**Problem requirements:**
Everything in the data should be repeated exactly, save for the images.

**Given entries:**
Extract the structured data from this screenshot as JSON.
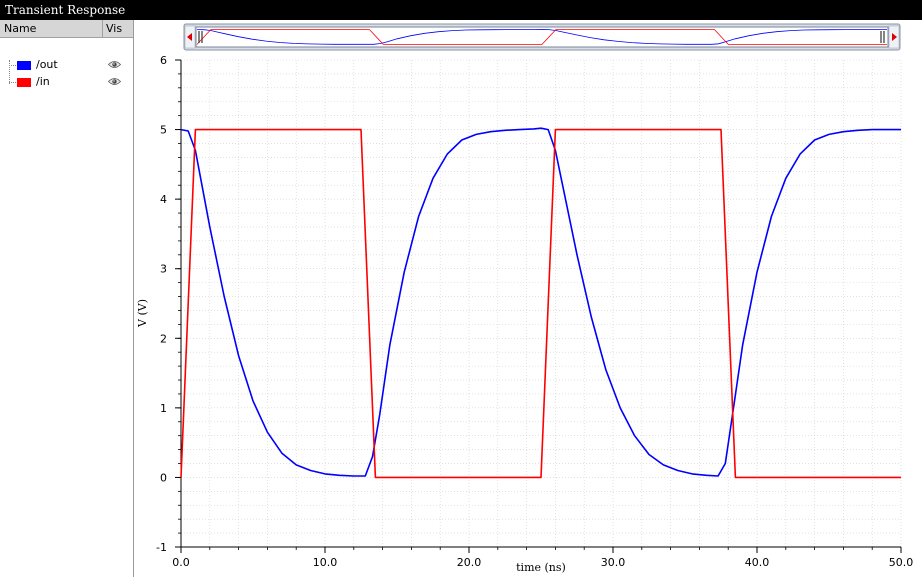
{
  "window": {
    "title": "Transient Response"
  },
  "panel": {
    "col_name": "Name",
    "col_vis": "Vis",
    "signals": [
      {
        "name": "/out",
        "color": "#0000ff",
        "icon": "eye-icon"
      },
      {
        "name": "/in",
        "color": "#ff0000",
        "icon": "eye-icon"
      }
    ]
  },
  "scrollbar": {
    "left_arrow_icon": "triangle-left-icon",
    "right_arrow_icon": "triangle-right-icon",
    "handle_icon": "grip-icon"
  },
  "chart_data": {
    "type": "line",
    "xlabel": "time (ns)",
    "ylabel": "V (V)",
    "xlim": [
      0,
      50
    ],
    "ylim": [
      -1,
      6
    ],
    "xticks": [
      "0.0",
      "10.0",
      "20.0",
      "30.0",
      "40.0",
      "50.0"
    ],
    "yticks": [
      "-1",
      "0",
      "1",
      "2",
      "3",
      "4",
      "5",
      "6"
    ],
    "grid": true,
    "series": [
      {
        "name": "/out",
        "color": "#0000ff",
        "x": [
          0,
          0.5,
          1.0,
          1.5,
          2.0,
          3.0,
          4.0,
          5.0,
          6.0,
          7.0,
          8.0,
          9.0,
          10.0,
          11.0,
          12.0,
          12.8,
          13.3,
          13.8,
          14.5,
          15.5,
          16.5,
          17.5,
          18.5,
          19.5,
          20.5,
          21.5,
          22.5,
          23.5,
          24.5,
          25.0,
          25.5,
          26.0,
          26.5,
          27.5,
          28.5,
          29.5,
          30.5,
          31.5,
          32.5,
          33.5,
          34.5,
          35.5,
          36.5,
          37.3,
          37.8,
          38.3,
          39.0,
          40.0,
          41.0,
          42.0,
          43.0,
          44.0,
          45.0,
          46.0,
          47.0,
          48.0,
          49.0,
          50.0
        ],
        "y": [
          5.0,
          4.98,
          4.7,
          4.15,
          3.6,
          2.6,
          1.75,
          1.1,
          0.65,
          0.35,
          0.18,
          0.1,
          0.05,
          0.03,
          0.02,
          0.02,
          0.3,
          0.9,
          1.9,
          2.95,
          3.75,
          4.3,
          4.65,
          4.85,
          4.93,
          4.97,
          4.99,
          5.0,
          5.01,
          5.02,
          5.0,
          4.7,
          4.2,
          3.2,
          2.3,
          1.55,
          1.0,
          0.6,
          0.33,
          0.18,
          0.1,
          0.05,
          0.03,
          0.02,
          0.2,
          0.9,
          1.9,
          2.95,
          3.75,
          4.3,
          4.65,
          4.85,
          4.93,
          4.97,
          4.99,
          5.0,
          5.0,
          5.0
        ]
      },
      {
        "name": "/in",
        "color": "#ff0000",
        "x": [
          0,
          1.0,
          12.5,
          13.5,
          25.0,
          26.0,
          37.5,
          38.5,
          50.0
        ],
        "y": [
          0,
          5,
          5,
          0,
          0,
          5,
          5,
          0,
          0
        ]
      }
    ]
  }
}
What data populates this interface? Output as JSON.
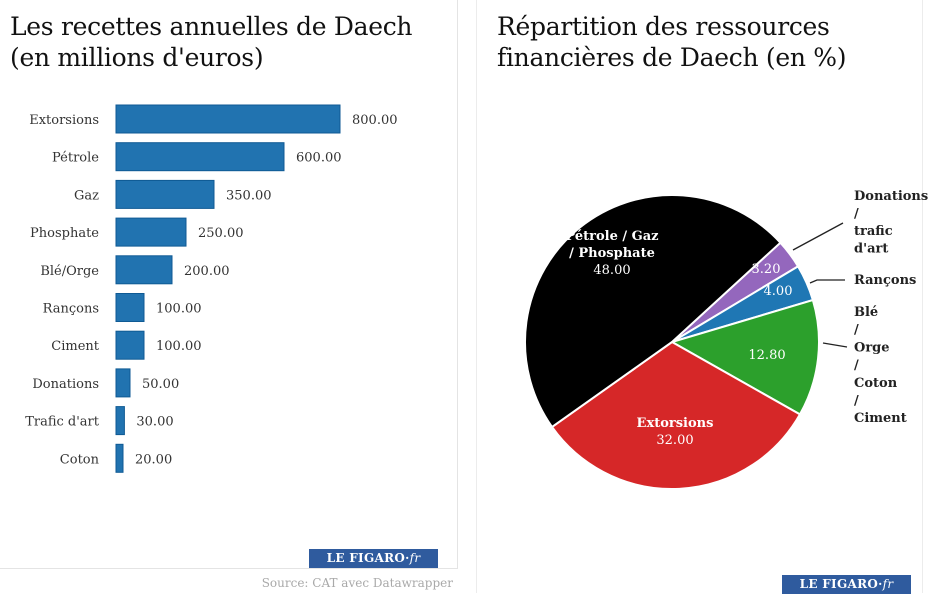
{
  "bar_panel": {
    "title": "Les recettes annuelles de Daech (en millions d'euros)",
    "logo_text": "LE FIGARO·",
    "logo_suffix": "fr",
    "source": "Source: CAT avec Datawrapper"
  },
  "pie_panel": {
    "title": "Répartition des ressources financières de Daech (en %)",
    "logo_text": "LE FIGARO·",
    "logo_suffix": "fr"
  },
  "colors": {
    "bar": "#2173b0",
    "bar_border": "#0f5a94",
    "logo_bg": "#2f5b9e"
  },
  "chart_data": [
    {
      "type": "bar",
      "orientation": "horizontal",
      "title": "Les recettes annuelles de Daech (en millions d'euros)",
      "xlabel": "",
      "ylabel": "",
      "categories": [
        "Extorsions",
        "Pétrole",
        "Gaz",
        "Phosphate",
        "Blé/Orge",
        "Rançons",
        "Ciment",
        "Donations",
        "Trafic d'art",
        "Coton"
      ],
      "values": [
        800,
        600,
        350,
        250,
        200,
        100,
        100,
        50,
        30,
        20
      ],
      "value_labels": [
        "800.00",
        "600.00",
        "350.00",
        "250.00",
        "200.00",
        "100.00",
        "100.00",
        "50.00",
        "30.00",
        "20.00"
      ],
      "xlim": [
        0,
        800
      ],
      "grid": false,
      "color": "#2173b0"
    },
    {
      "type": "pie",
      "title": "Répartition des ressources financières de Daech (en %)",
      "slices": [
        {
          "label": "Donations / trafic d'art",
          "label_lines": [
            "Donations",
            "/",
            "trafic",
            "d'art"
          ],
          "value": 3.2,
          "value_label": "3.20",
          "color": "#9467bd",
          "label_position": "outside"
        },
        {
          "label": "Rançons",
          "label_lines": [
            "Rançons"
          ],
          "value": 4.0,
          "value_label": "4.00",
          "color": "#1f77b4",
          "label_position": "outside"
        },
        {
          "label": "Blé / Orge / Coton / Ciment",
          "label_lines": [
            "Blé",
            "/",
            "Orge",
            "/",
            "Coton",
            "/",
            "Ciment"
          ],
          "value": 12.8,
          "value_label": "12.80",
          "color": "#2ca02c",
          "label_position": "outside"
        },
        {
          "label": "Extorsions",
          "label_lines": [
            "Extorsions"
          ],
          "value": 32.0,
          "value_label": "32.00",
          "color": "#d62728",
          "label_position": "inside"
        },
        {
          "label": "Pétrole / Gaz / Phosphate",
          "label_lines": [
            "Pétrole / Gaz",
            "/ Phosphate"
          ],
          "value": 48.0,
          "value_label": "48.00",
          "color": "#000000",
          "label_position": "inside"
        }
      ],
      "start_angle_deg": -42.5,
      "direction": "clockwise"
    }
  ]
}
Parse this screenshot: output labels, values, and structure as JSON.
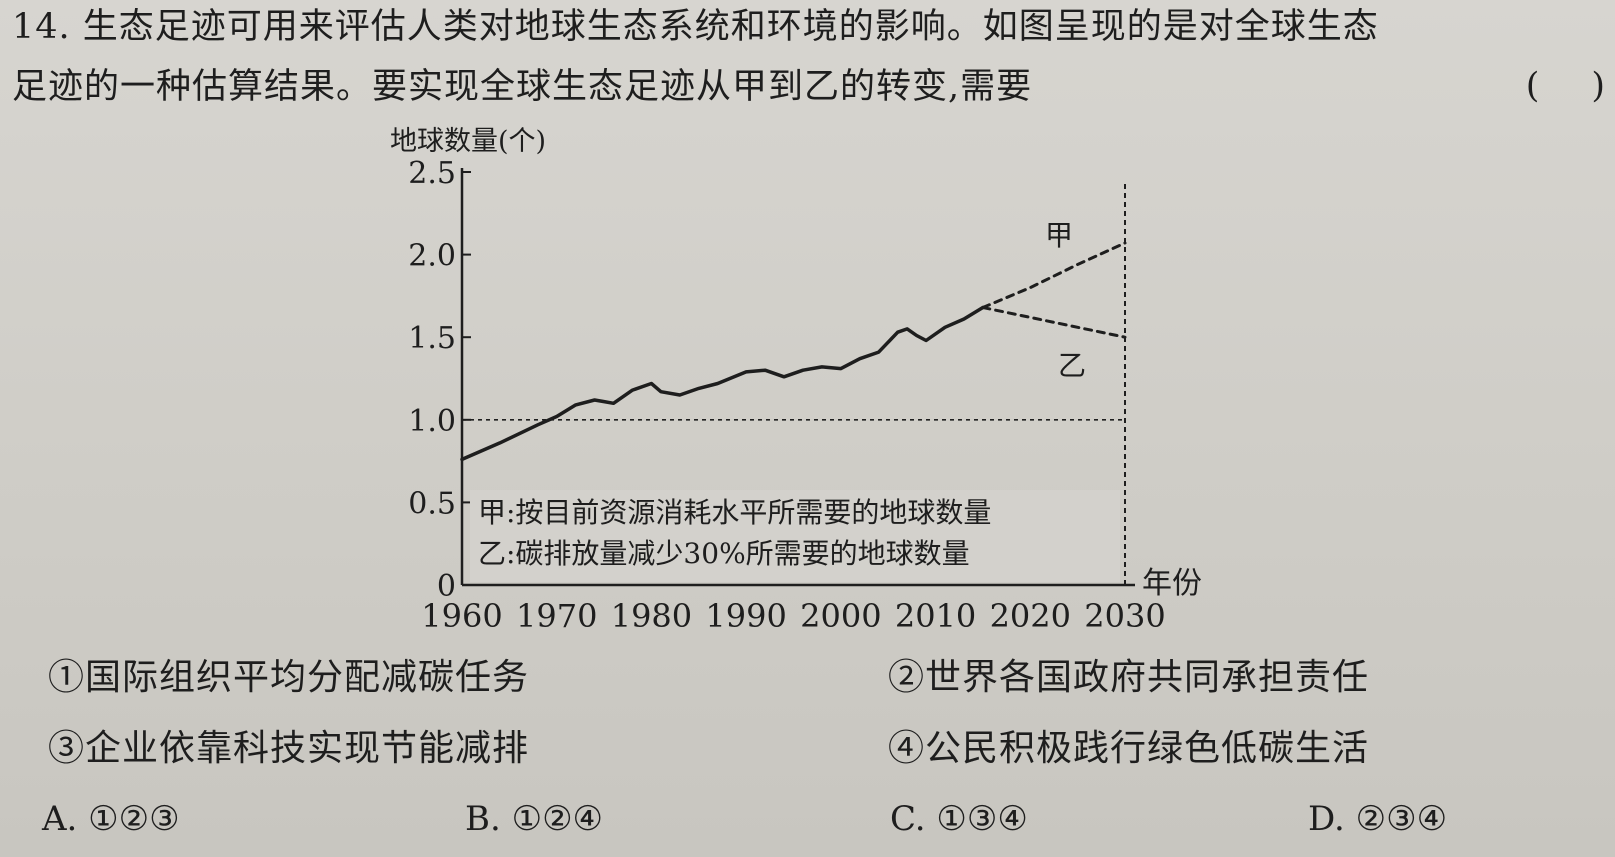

**The output:**
Extract the structured data from this screenshot as JSON.
{
  "window": {
    "title": "Transient Response"
  },
  "panel": {
    "col_name": "Name",
    "col_vis": "Vis",
    "signals": [
      {
        "name": "/out",
        "color": "#0000ff",
        "icon": "eye-icon"
      },
      {
        "name": "/in",
        "color": "#ff0000",
        "icon": "eye-icon"
      }
    ]
  },
  "scrollbar": {
    "left_arrow_icon": "triangle-left-icon",
    "right_arrow_icon": "triangle-right-icon",
    "handle_icon": "grip-icon"
  },
  "chart_data": {
    "type": "line",
    "xlabel": "time (ns)",
    "ylabel": "V (V)",
    "xlim": [
      0,
      50
    ],
    "ylim": [
      -1,
      6
    ],
    "xticks": [
      "0.0",
      "10.0",
      "20.0",
      "30.0",
      "40.0",
      "50.0"
    ],
    "yticks": [
      "-1",
      "0",
      "1",
      "2",
      "3",
      "4",
      "5",
      "6"
    ],
    "grid": true,
    "series": [
      {
        "name": "/out",
        "color": "#0000ff",
        "x": [
          0,
          0.5,
          1.0,
          1.5,
          2.0,
          3.0,
          4.0,
          5.0,
          6.0,
          7.0,
          8.0,
          9.0,
          10.0,
          11.0,
          12.0,
          12.8,
          13.3,
          13.8,
          14.5,
          15.5,
          16.5,
          17.5,
          18.5,
          19.5,
          20.5,
          21.5,
          22.5,
          23.5,
          24.5,
          25.0,
          25.5,
          26.0,
          26.5,
          27.5,
          28.5,
          29.5,
          30.5,
          31.5,
          32.5,
          33.5,
          34.5,
          35.5,
          36.5,
          37.3,
          37.8,
          38.3,
          39.0,
          40.0,
          41.0,
          42.0,
          43.0,
          44.0,
          45.0,
          46.0,
          47.0,
          48.0,
          49.0,
          50.0
        ],
        "y": [
          5.0,
          4.98,
          4.7,
          4.15,
          3.6,
          2.6,
          1.75,
          1.1,
          0.65,
          0.35,
          0.18,
          0.1,
          0.05,
          0.03,
          0.02,
          0.02,
          0.3,
          0.9,
          1.9,
          2.95,
          3.75,
          4.3,
          4.65,
          4.85,
          4.93,
          4.97,
          4.99,
          5.0,
          5.01,
          5.02,
          5.0,
          4.7,
          4.2,
          3.2,
          2.3,
          1.55,
          1.0,
          0.6,
          0.33,
          0.18,
          0.1,
          0.05,
          0.03,
          0.02,
          0.2,
          0.9,
          1.9,
          2.95,
          3.75,
          4.3,
          4.65,
          4.85,
          4.93,
          4.97,
          4.99,
          5.0,
          5.0,
          5.0
        ]
      },
      {
        "name": "/in",
        "color": "#ff0000",
        "x": [
          0,
          1.0,
          12.5,
          13.5,
          25.0,
          26.0,
          37.5,
          38.5,
          50.0
        ],
        "y": [
          0,
          5,
          5,
          0,
          0,
          5,
          5,
          0,
          0
        ]
      }
    ]
  }
}
What data populates this interface? Output as JSON.
{
  "bar_panel": {
    "title": "Les recettes annuelles de Daech (en millions d'euros)",
    "logo_text": "LE FIGARO·",
    "logo_suffix": "fr",
    "source": "Source: CAT avec Datawrapper"
  },
  "pie_panel": {
    "title": "Répartition des ressources financières de Daech (en %)",
    "logo_text": "LE FIGARO·",
    "logo_suffix": "fr"
  },
  "colors": {
    "bar": "#2173b0",
    "bar_border": "#0f5a94",
    "logo_bg": "#2f5b9e"
  },
  "chart_data": [
    {
      "type": "bar",
      "orientation": "horizontal",
      "title": "Les recettes annuelles de Daech (en millions d'euros)",
      "xlabel": "",
      "ylabel": "",
      "categories": [
        "Extorsions",
        "Pétrole",
        "Gaz",
        "Phosphate",
        "Blé/Orge",
        "Rançons",
        "Ciment",
        "Donations",
        "Trafic d'art",
        "Coton"
      ],
      "values": [
        800,
        600,
        350,
        250,
        200,
        100,
        100,
        50,
        30,
        20
      ],
      "value_labels": [
        "800.00",
        "600.00",
        "350.00",
        "250.00",
        "200.00",
        "100.00",
        "100.00",
        "50.00",
        "30.00",
        "20.00"
      ],
      "xlim": [
        0,
        800
      ],
      "grid": false,
      "color": "#2173b0"
    },
    {
      "type": "pie",
      "title": "Répartition des ressources financières de Daech (en %)",
      "slices": [
        {
          "label": "Donations / trafic d'art",
          "label_lines": [
            "Donations",
            "/",
            "trafic",
            "d'art"
          ],
          "value": 3.2,
          "value_label": "3.20",
          "color": "#9467bd",
          "label_position": "outside"
        },
        {
          "label": "Rançons",
          "label_lines": [
            "Rançons"
          ],
          "value": 4.0,
          "value_label": "4.00",
          "color": "#1f77b4",
          "label_position": "outside"
        },
        {
          "label": "Blé / Orge / Coton / Ciment",
          "label_lines": [
            "Blé",
            "/",
            "Orge",
            "/",
            "Coton",
            "/",
            "Ciment"
          ],
          "value": 12.8,
          "value_label": "12.80",
          "color": "#2ca02c",
          "label_position": "outside"
        },
        {
          "label": "Extorsions",
          "label_lines": [
            "Extorsions"
          ],
          "value": 32.0,
          "value_label": "32.00",
          "color": "#d62728",
          "label_position": "inside"
        },
        {
          "label": "Pétrole / Gaz / Phosphate",
          "label_lines": [
            "Pétrole / Gaz",
            "/ Phosphate"
          ],
          "value": 48.0,
          "value_label": "48.00",
          "color": "#000000",
          "label_position": "inside"
        }
      ],
      "start_angle_deg": -42.5,
      "direction": "clockwise"
    }
  ]
}
Parse this screenshot: output labels, values, and structure as JSON.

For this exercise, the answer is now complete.